Exercise requirements
Identify and pull out each line of the entries in which "this" occurs.

Structured figure records
━━━━━━━━━━━━━━━━━━━━
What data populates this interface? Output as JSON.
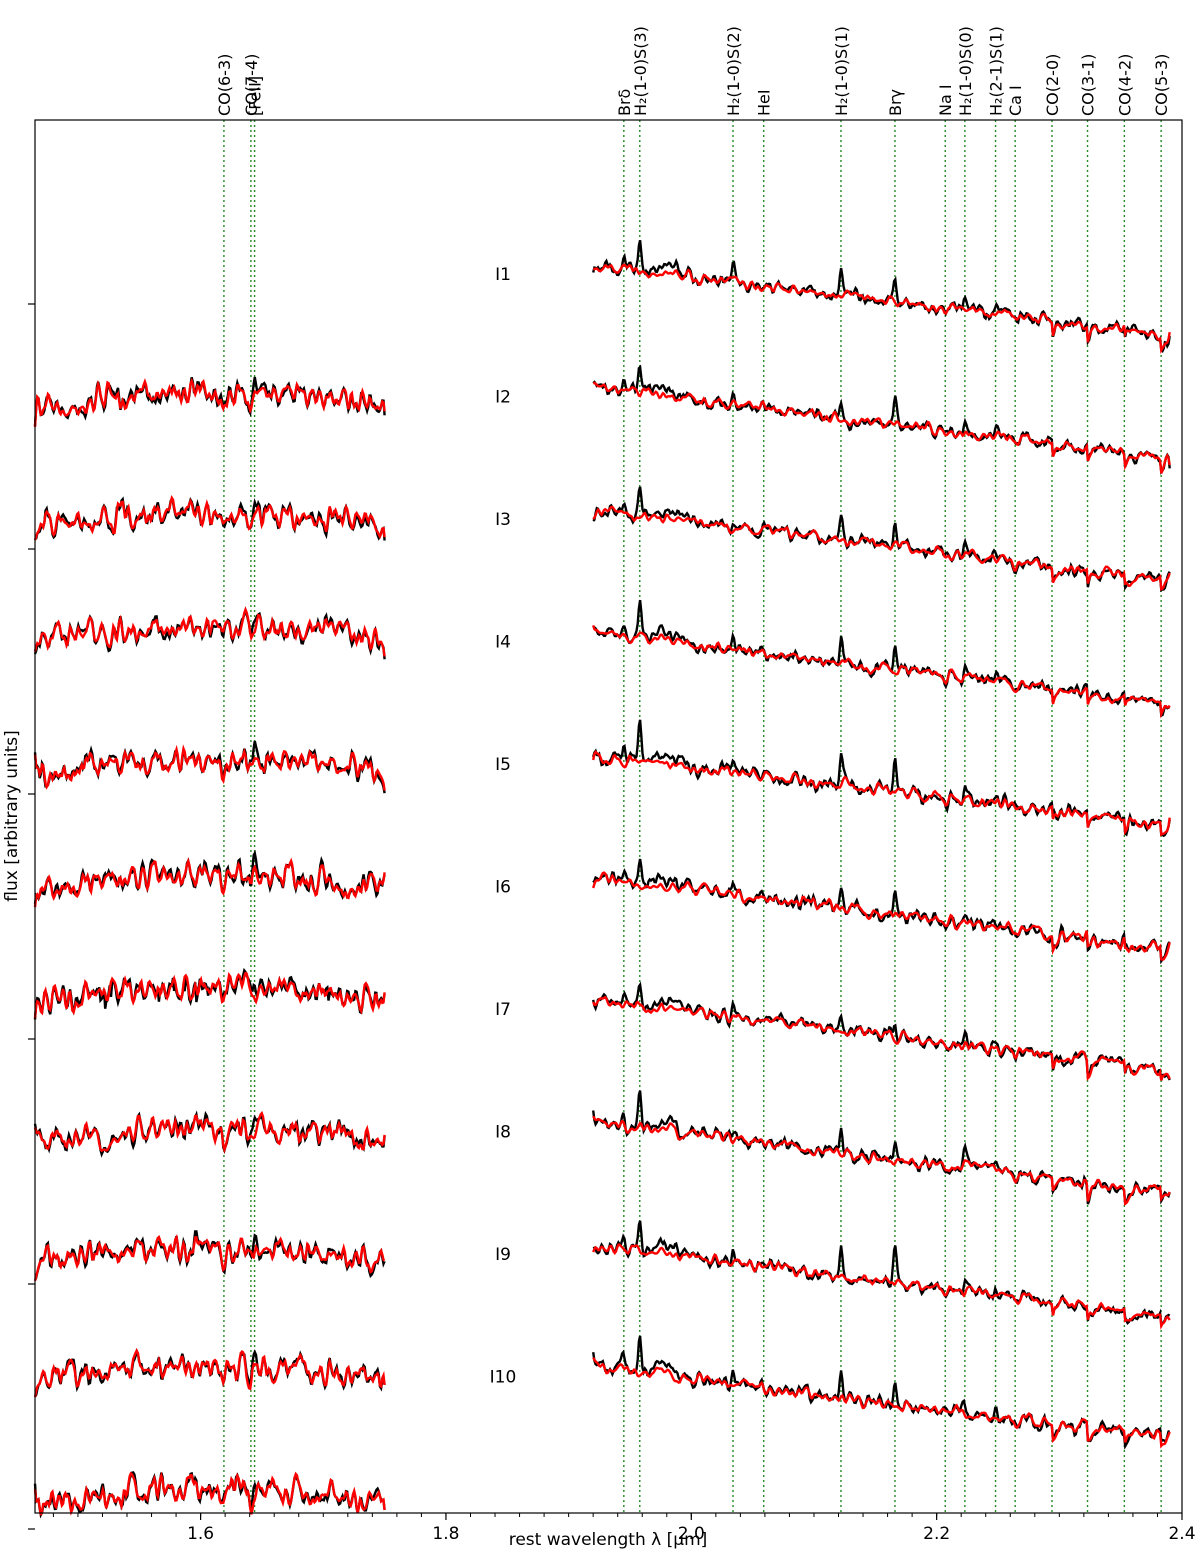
{
  "chart_data": {
    "type": "line",
    "xlabel": "rest wavelength λ [μm]",
    "ylabel": "flux [arbitrary units]",
    "xlim": [
      1.465,
      2.4
    ],
    "x_ticks": [
      {
        "value": 1.6,
        "label": "1.6"
      },
      {
        "value": 1.8,
        "label": "1.8"
      },
      {
        "value": 2.0,
        "label": "2.0"
      },
      {
        "value": 2.2,
        "label": "2.2"
      },
      {
        "value": 2.4,
        "label": "2.4"
      }
    ],
    "y_ticks": [
      1,
      2,
      3,
      4,
      5,
      6
    ],
    "grid": false,
    "h_band_range": [
      1.465,
      1.75
    ],
    "k_band_range": [
      1.92,
      2.39
    ],
    "series_colors": {
      "observed": "#000000",
      "model": "#ff0000"
    },
    "line_marker_color": "#228b22",
    "spectral_lines": [
      {
        "name": "CO(6-3)",
        "x": 1.619
      },
      {
        "name": "CO(7-4)",
        "x": 1.641
      },
      {
        "name": "[FeII]",
        "x": 1.644
      },
      {
        "name": "Brδ",
        "x": 1.945
      },
      {
        "name": "H₂(1-0)S(3)",
        "x": 1.958
      },
      {
        "name": "H₂(1-0)S(2)",
        "x": 2.034
      },
      {
        "name": "HeI",
        "x": 2.059
      },
      {
        "name": "H₂(1-0)S(1)",
        "x": 2.122
      },
      {
        "name": "Brγ",
        "x": 2.166
      },
      {
        "name": "Na I",
        "x": 2.207
      },
      {
        "name": "H₂(1-0)S(0)",
        "x": 2.223
      },
      {
        "name": "H₂(2-1)S(1)",
        "x": 2.248
      },
      {
        "name": "Ca I",
        "x": 2.264
      },
      {
        "name": "CO(2-0)",
        "x": 2.294
      },
      {
        "name": "CO(3-1)",
        "x": 2.323
      },
      {
        "name": "CO(4-2)",
        "x": 2.353
      },
      {
        "name": "CO(5-3)",
        "x": 2.383
      }
    ],
    "panels": [
      {
        "label": "I1",
        "h_level": 0.58,
        "k_level": 0.0,
        "seed": 11,
        "h2": 1.0,
        "brg": 0.8,
        "brd": 0.3,
        "noise": 1.0
      },
      {
        "label": "I2",
        "h_level": 1.07,
        "k_level": 0.5,
        "seed": 23,
        "h2": 0.8,
        "brg": 0.8,
        "brd": 0.3,
        "noise": 1.0
      },
      {
        "label": "I3",
        "h_level": 1.53,
        "k_level": 1.0,
        "seed": 37,
        "h2": 0.9,
        "brg": 0.6,
        "brd": 0.3,
        "noise": 1.0
      },
      {
        "label": "I4",
        "h_level": 2.07,
        "k_level": 1.5,
        "seed": 41,
        "h2": 0.9,
        "brg": 0.8,
        "brd": 0.4,
        "noise": 1.0
      },
      {
        "label": "I5",
        "h_level": 2.55,
        "k_level": 2.0,
        "seed": 53,
        "h2": 1.1,
        "brg": 1.3,
        "brd": 0.6,
        "noise": 1.1
      },
      {
        "label": "I6",
        "h_level": 3.01,
        "k_level": 2.5,
        "seed": 67,
        "h2": 0.8,
        "brg": 0.7,
        "brd": 0.3,
        "noise": 1.1
      },
      {
        "label": "I7",
        "h_level": 3.58,
        "k_level": 3.0,
        "seed": 71,
        "h2": 0.7,
        "brg": 0.7,
        "brd": 0.3,
        "noise": 1.0
      },
      {
        "label": "I8",
        "h_level": 4.07,
        "k_level": 3.5,
        "seed": 83,
        "h2": 1.0,
        "brg": 0.7,
        "brd": 0.3,
        "noise": 1.0
      },
      {
        "label": "I9",
        "h_level": 4.55,
        "k_level": 4.0,
        "seed": 97,
        "h2": 1.0,
        "brg": 1.3,
        "brd": 0.5,
        "noise": 1.0
      },
      {
        "label": "I10",
        "h_level": 5.05,
        "k_level": 4.5,
        "seed": 101,
        "h2": 1.1,
        "brg": 0.8,
        "brd": 0.5,
        "noise": 1.1
      }
    ]
  }
}
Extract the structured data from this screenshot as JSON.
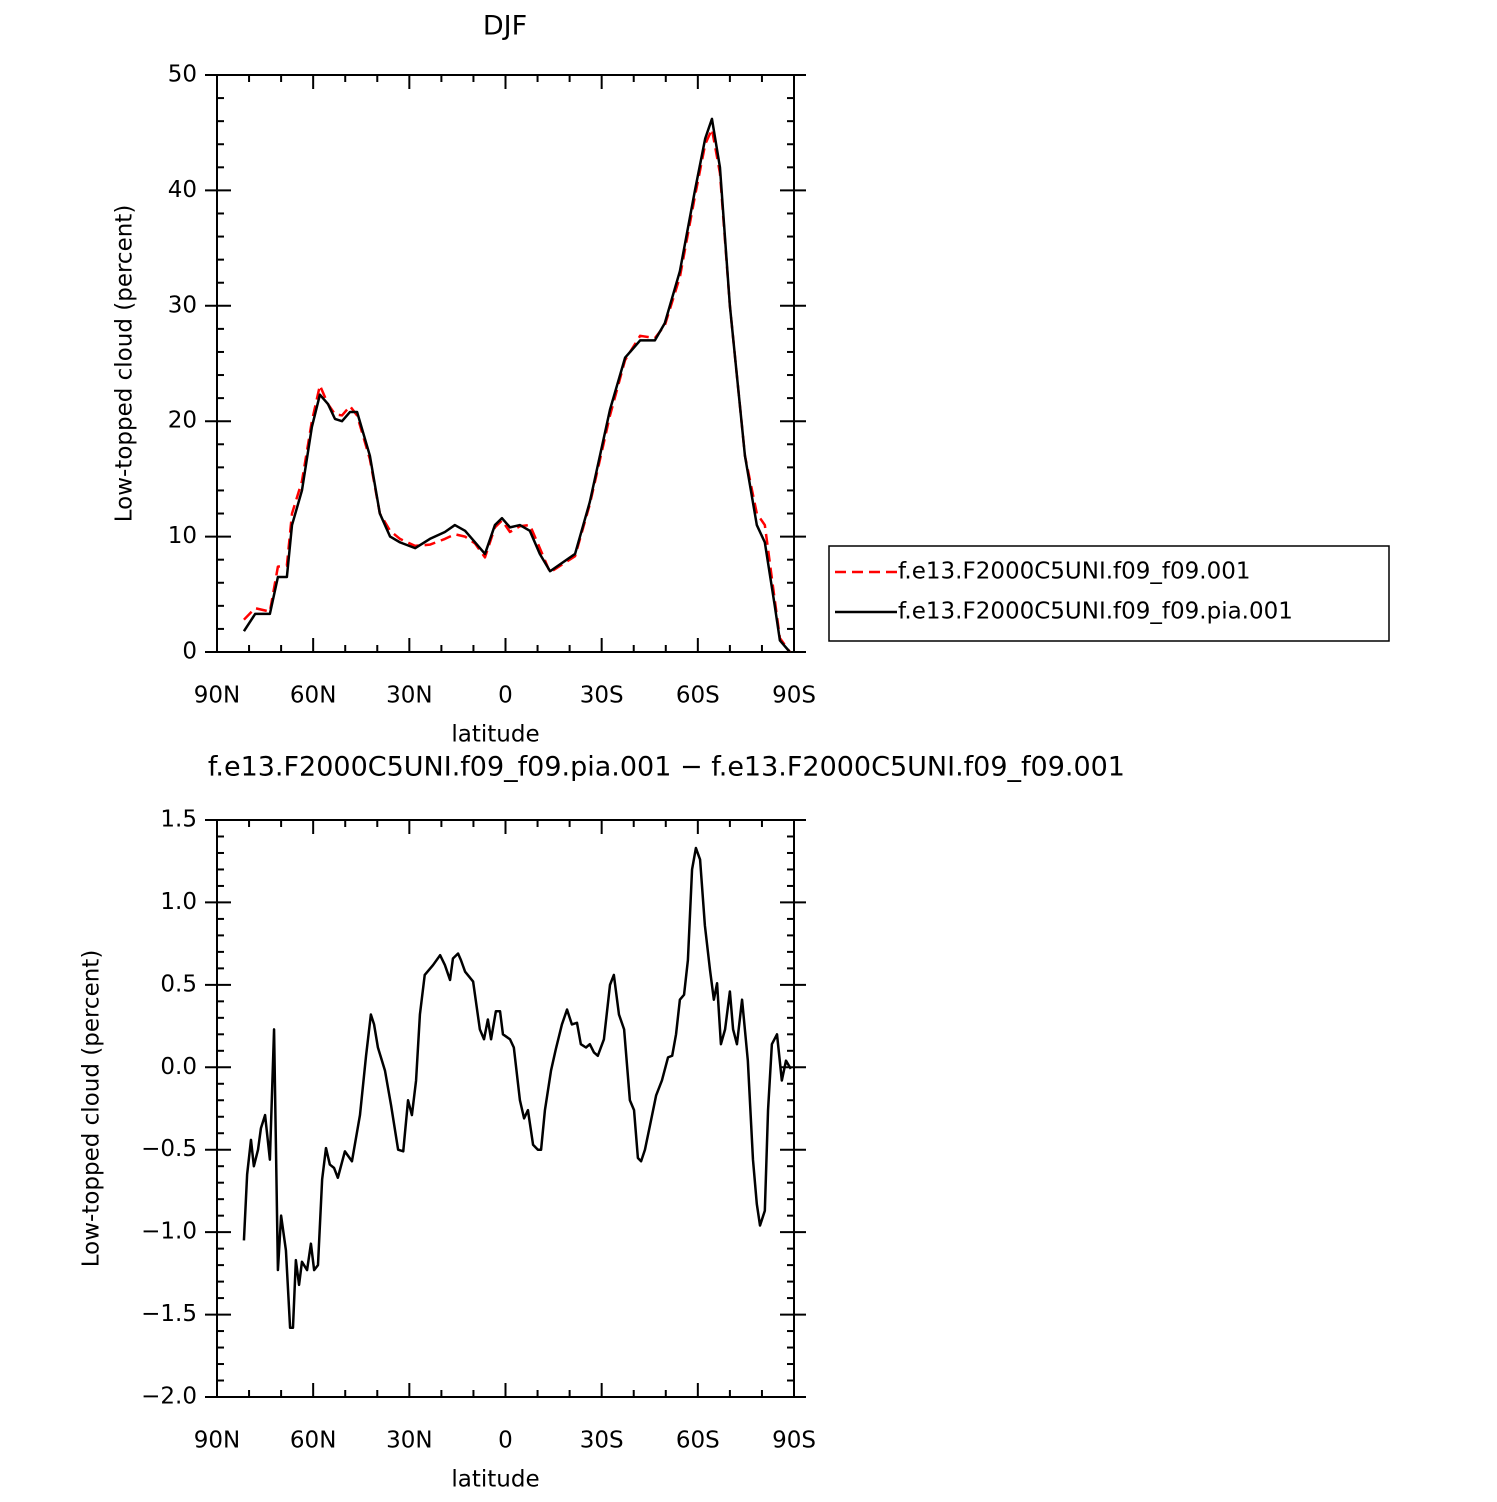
{
  "chart_data": [
    {
      "type": "line",
      "title": "DJF",
      "xlabel": "latitude",
      "ylabel": "Low-topped cloud (percent)",
      "xlim": [
        90,
        -90
      ],
      "ylim": [
        0,
        50
      ],
      "xticks": [
        {
          "value": 90,
          "label": "90N"
        },
        {
          "value": 60,
          "label": "60N"
        },
        {
          "value": 30,
          "label": "30N"
        },
        0,
        {
          "value": -30,
          "label": "30S"
        },
        {
          "value": -60,
          "label": "60S"
        },
        {
          "value": -90,
          "label": "90S"
        }
      ],
      "yticks": [
        0,
        10,
        20,
        30,
        40,
        50
      ],
      "legend": "right",
      "x": [
        81.6,
        78.1,
        73.5,
        71,
        68.2,
        66.6,
        63.5,
        60.4,
        57.9,
        55.4,
        53.2,
        51,
        48.5,
        46.3,
        42.3,
        39.2,
        36,
        32.9,
        28.2,
        23.6,
        18.9,
        15.8,
        12.6,
        9.5,
        6.4,
        3.3,
        1.1,
        -1.4,
        -4.5,
        -7.6,
        -10.7,
        -13.9,
        -21.7,
        -26.3,
        -32.6,
        -37.3,
        -42,
        -46.6,
        -49.7,
        -54.4,
        -59.1,
        -62.3,
        -64.4,
        -66.9,
        -70,
        -74.7,
        -78.4,
        -80.9,
        -84,
        -85.6,
        -88.7
      ],
      "series": [
        {
          "name": "f.e13.F2000C5UNI.f09_f09.001",
          "color": "#ff0000",
          "dash": true,
          "values": [
            2.8,
            3.8,
            3.5,
            7.4,
            7.5,
            12,
            14.8,
            20,
            23.1,
            21.5,
            20.6,
            20.5,
            21.3,
            20.5,
            16.7,
            12,
            10.5,
            9.8,
            9.2,
            9.3,
            9.8,
            10.2,
            10.0,
            9.4,
            8.2,
            10.8,
            11.4,
            10.4,
            10.9,
            11,
            9,
            6.9,
            8.3,
            12.8,
            20.5,
            25.3,
            27.4,
            27.2,
            28.3,
            32.5,
            39.5,
            44,
            45.3,
            41.5,
            30,
            17,
            12,
            11,
            4.5,
            1.2,
            0
          ]
        },
        {
          "name": "f.e13.F2000C5UNI.f09_f09.pia.001",
          "color": "#000000",
          "dash": false,
          "values": [
            1.8,
            3.3,
            3.3,
            6.5,
            6.5,
            11,
            14,
            19.5,
            22.3,
            21.5,
            20.2,
            20,
            20.8,
            20.8,
            17,
            12,
            10,
            9.5,
            9,
            9.8,
            10.4,
            11,
            10.5,
            9.5,
            8.5,
            11,
            11.6,
            10.8,
            11,
            10.5,
            8.5,
            7,
            8.5,
            13,
            21,
            25.5,
            27,
            27,
            28.5,
            33,
            40,
            44.5,
            46.2,
            42,
            30,
            17,
            11,
            9.5,
            4,
            1,
            0
          ]
        }
      ]
    },
    {
      "type": "line",
      "title": "f.e13.F2000C5UNI.f09_f09.pia.001 − f.e13.F2000C5UNI.f09_f09.001",
      "xlabel": "latitude",
      "ylabel": "Low-topped cloud (percent)",
      "xlim": [
        90,
        -90
      ],
      "ylim": [
        -2.0,
        1.5
      ],
      "xticks": [
        {
          "value": 90,
          "label": "90N"
        },
        {
          "value": 60,
          "label": "60N"
        },
        {
          "value": 30,
          "label": "30N"
        },
        0,
        {
          "value": -30,
          "label": "30S"
        },
        {
          "value": -60,
          "label": "60S"
        },
        {
          "value": -90,
          "label": "90S"
        }
      ],
      "yticks": [
        {
          "value": -2,
          "label": "−2.0"
        },
        {
          "value": -1.5,
          "label": "−1.5"
        },
        {
          "value": -1,
          "label": "−1.0"
        },
        {
          "value": -0.5,
          "label": "−0.5"
        },
        {
          "value": 0,
          "label": "0.0"
        },
        0.5,
        {
          "value": 1,
          "label": "1.0"
        },
        1.5
      ],
      "x": [
        81.6,
        80.6,
        79.4,
        78.5,
        77.2,
        76.3,
        75,
        73.5,
        72.2,
        71,
        70,
        68.5,
        67.2,
        66.3,
        65.4,
        64.4,
        63.5,
        61.9,
        60.7,
        59.7,
        58.5,
        57.2,
        56,
        54.8,
        53.5,
        52.3,
        50.1,
        47.9,
        45.4,
        43.5,
        42,
        41,
        39.8,
        37.6,
        35.7,
        33.5,
        31.9,
        30.4,
        29.2,
        27.9,
        26.7,
        25.2,
        22.6,
        20.4,
        18.9,
        17.3,
        16.4,
        14.8,
        13.9,
        12.6,
        10.1,
        8,
        6.7,
        5.5,
        4.5,
        3,
        1.7,
        0.8,
        -1.4,
        -2.6,
        -4.5,
        -5.8,
        -7,
        -8.6,
        -10.1,
        -11.1,
        -12.3,
        -14.2,
        -15.7,
        -17.6,
        -19.2,
        -20.7,
        -22.3,
        -23.5,
        -25.1,
        -26.3,
        -27.6,
        -28.8,
        -30.7,
        -32.6,
        -33.8,
        -35.4,
        -37,
        -38.8,
        -40.1,
        -41.3,
        -42.3,
        -43.5,
        -45.1,
        -47,
        -48.8,
        -50.7,
        -52,
        -53.2,
        -54.4,
        -55.7,
        -56.9,
        -58.2,
        -59.4,
        -60.7,
        -62.2,
        -63.8,
        -65,
        -66,
        -67.2,
        -68.5,
        -70,
        -71,
        -72.2,
        -73.8,
        -75.6,
        -77.2,
        -78.4,
        -79.4,
        -80.9,
        -81.9,
        -83.1,
        -84.7,
        -86.2,
        -87.5,
        -89
      ],
      "series": [
        {
          "color": "#000000",
          "dash": false,
          "values": [
            -1.05,
            -0.65,
            -0.44,
            -0.6,
            -0.5,
            -0.37,
            -0.29,
            -0.56,
            0.23,
            -1.23,
            -0.9,
            -1.11,
            -1.58,
            -1.58,
            -1.17,
            -1.32,
            -1.18,
            -1.23,
            -1.07,
            -1.23,
            -1.2,
            -0.68,
            -0.49,
            -0.59,
            -0.61,
            -0.67,
            -0.51,
            -0.57,
            -0.29,
            0.07,
            0.32,
            0.26,
            0.12,
            -0.02,
            -0.23,
            -0.5,
            -0.51,
            -0.2,
            -0.29,
            -0.08,
            0.32,
            0.56,
            0.62,
            0.68,
            0.62,
            0.53,
            0.66,
            0.69,
            0.65,
            0.58,
            0.52,
            0.23,
            0.17,
            0.29,
            0.17,
            0.34,
            0.34,
            0.2,
            0.17,
            0.12,
            -0.2,
            -0.31,
            -0.26,
            -0.47,
            -0.5,
            -0.5,
            -0.26,
            -0.02,
            0.11,
            0.26,
            0.35,
            0.26,
            0.27,
            0.14,
            0.12,
            0.14,
            0.09,
            0.07,
            0.17,
            0.5,
            0.56,
            0.32,
            0.23,
            -0.2,
            -0.26,
            -0.55,
            -0.57,
            -0.5,
            -0.35,
            -0.17,
            -0.08,
            0.06,
            0.07,
            0.2,
            0.41,
            0.44,
            0.65,
            1.2,
            1.33,
            1.26,
            0.86,
            0.59,
            0.41,
            0.51,
            0.14,
            0.23,
            0.46,
            0.23,
            0.14,
            0.41,
            0.04,
            -0.56,
            -0.83,
            -0.96,
            -0.87,
            -0.26,
            0.14,
            0.2,
            -0.08,
            0.04,
            -0.01
          ]
        }
      ]
    }
  ]
}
━━━━━━━━━━━━━━━━━━━━
Worked solution
What data populates this interface? Output as JSON.
Extract the structured data from this screenshot as JSON.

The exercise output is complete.